Source records:

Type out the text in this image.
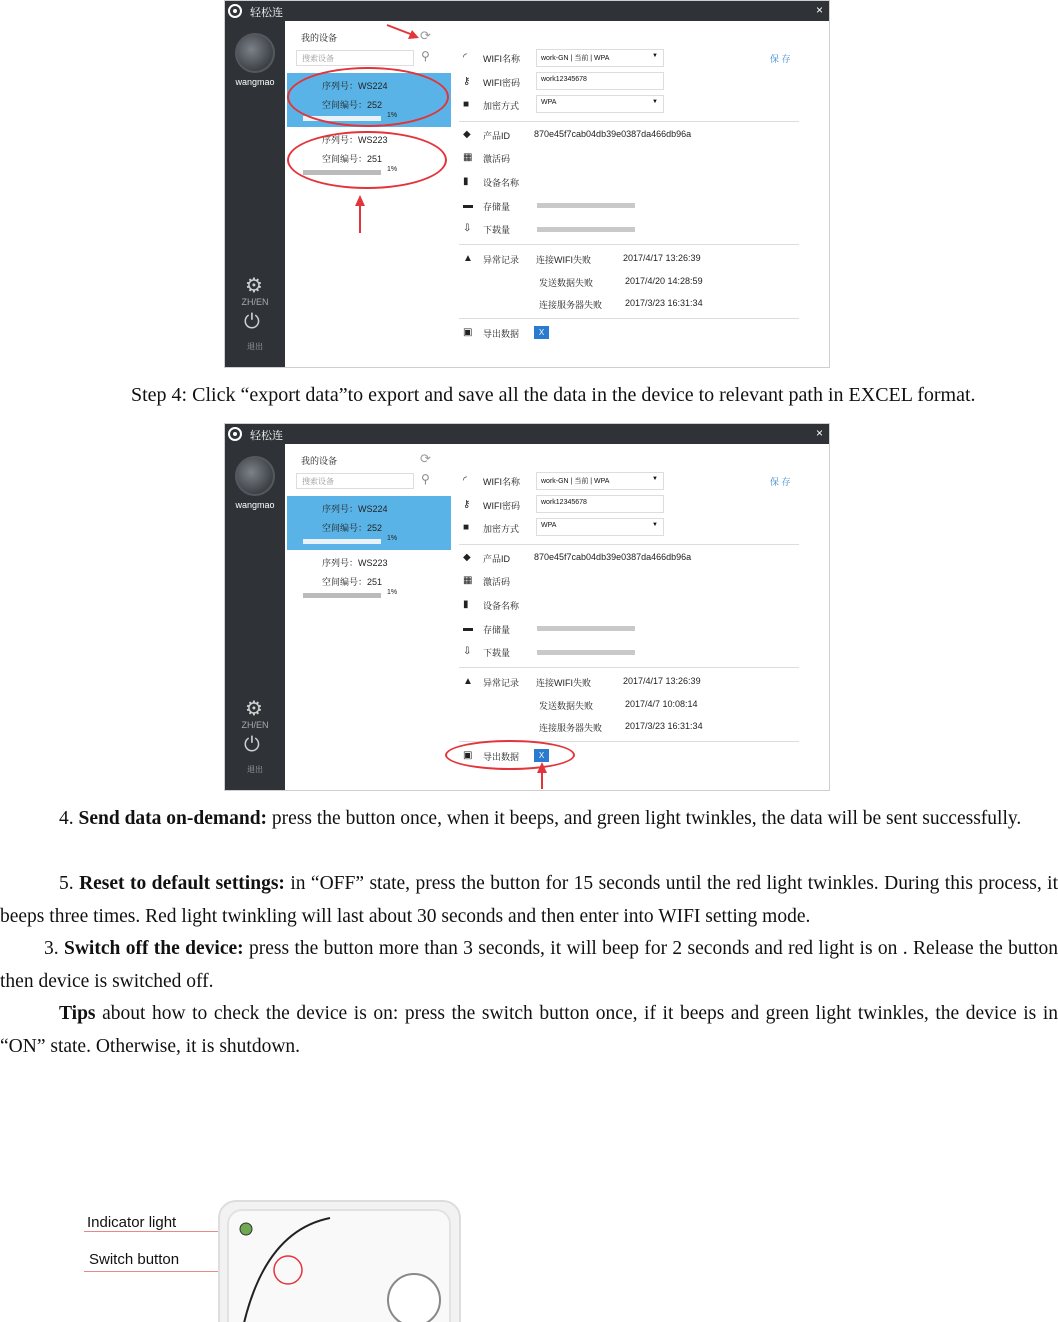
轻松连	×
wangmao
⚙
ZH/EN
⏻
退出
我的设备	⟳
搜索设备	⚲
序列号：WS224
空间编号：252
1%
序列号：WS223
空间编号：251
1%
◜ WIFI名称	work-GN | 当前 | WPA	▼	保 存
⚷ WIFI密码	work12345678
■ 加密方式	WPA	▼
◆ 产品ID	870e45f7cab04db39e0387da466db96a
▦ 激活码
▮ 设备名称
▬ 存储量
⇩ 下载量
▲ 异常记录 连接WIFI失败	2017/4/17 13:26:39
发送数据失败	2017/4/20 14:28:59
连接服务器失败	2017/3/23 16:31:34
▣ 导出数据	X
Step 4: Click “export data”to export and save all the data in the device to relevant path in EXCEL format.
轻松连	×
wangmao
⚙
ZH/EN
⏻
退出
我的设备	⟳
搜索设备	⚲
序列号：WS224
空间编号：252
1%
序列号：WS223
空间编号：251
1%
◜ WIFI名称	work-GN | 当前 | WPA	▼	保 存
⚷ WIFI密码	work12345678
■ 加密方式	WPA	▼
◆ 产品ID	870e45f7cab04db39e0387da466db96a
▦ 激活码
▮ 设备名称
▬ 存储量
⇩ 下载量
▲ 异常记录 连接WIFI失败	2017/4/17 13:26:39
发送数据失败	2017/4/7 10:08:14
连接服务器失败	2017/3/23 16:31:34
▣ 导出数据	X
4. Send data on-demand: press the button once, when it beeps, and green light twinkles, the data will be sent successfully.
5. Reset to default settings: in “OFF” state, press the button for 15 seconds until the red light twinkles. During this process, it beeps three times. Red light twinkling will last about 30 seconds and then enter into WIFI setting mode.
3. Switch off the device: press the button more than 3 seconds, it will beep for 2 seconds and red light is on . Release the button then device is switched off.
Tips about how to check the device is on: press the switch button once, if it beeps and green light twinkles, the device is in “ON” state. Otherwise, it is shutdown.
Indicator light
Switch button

## TASK BRIEF
Reproduce the data above in full, exactly as it is, with the pictures left out.

## THE RESPONSE
Type out the text in this image.
轻松连	×
wangmao
⚙
ZH/EN
⏻
退出
我的设备	⟳
搜索设备	⚲
序列号：WS224
空间编号：252
1%
序列号：WS223
空间编号：251
1%
◜ WIFI名称	work-GN | 当前 | WPA	▼	保 存
⚷ WIFI密码	work12345678
■ 加密方式	WPA	▼
◆ 产品ID	870e45f7cab04db39e0387da466db96a
▦ 激活码
▮ 设备名称
▬ 存储量
⇩ 下载量
▲ 异常记录 连接WIFI失败	2017/4/17 13:26:39
发送数据失败	2017/4/20 14:28:59
连接服务器失败	2017/3/23 16:31:34
▣ 导出数据	X
Step 4: Click “export data”to export and save all the data in the device to relevant path in EXCEL format.
轻松连	×
wangmao
⚙
ZH/EN
⏻
退出
我的设备	⟳
搜索设备	⚲
序列号：WS224
空间编号：252
1%
序列号：WS223
空间编号：251
1%
◜ WIFI名称	work-GN | 当前 | WPA	▼	保 存
⚷ WIFI密码	work12345678
■ 加密方式	WPA	▼
◆ 产品ID	870e45f7cab04db39e0387da466db96a
▦ 激活码
▮ 设备名称
▬ 存储量
⇩ 下载量
▲ 异常记录 连接WIFI失败	2017/4/17 13:26:39
发送数据失败	2017/4/7 10:08:14
连接服务器失败	2017/3/23 16:31:34
▣ 导出数据	X
4. Send data on-demand: press the button once, when it beeps, and green light twinkles, the data will be sent successfully.
5. Reset to default settings: in “OFF” state, press the button for 15 seconds until the red light twinkles. During this process, it beeps three times. Red light twinkling will last about 30 seconds and then enter into WIFI setting mode.
3. Switch off the device: press the button more than 3 seconds, it will beep for 2 seconds and red light is on . Release the button then device is switched off.
Tips about how to check the device is on: press the switch button once, if it beeps and green light twinkles, the device is in “ON” state. Otherwise, it is shutdown.
Indicator light
Switch button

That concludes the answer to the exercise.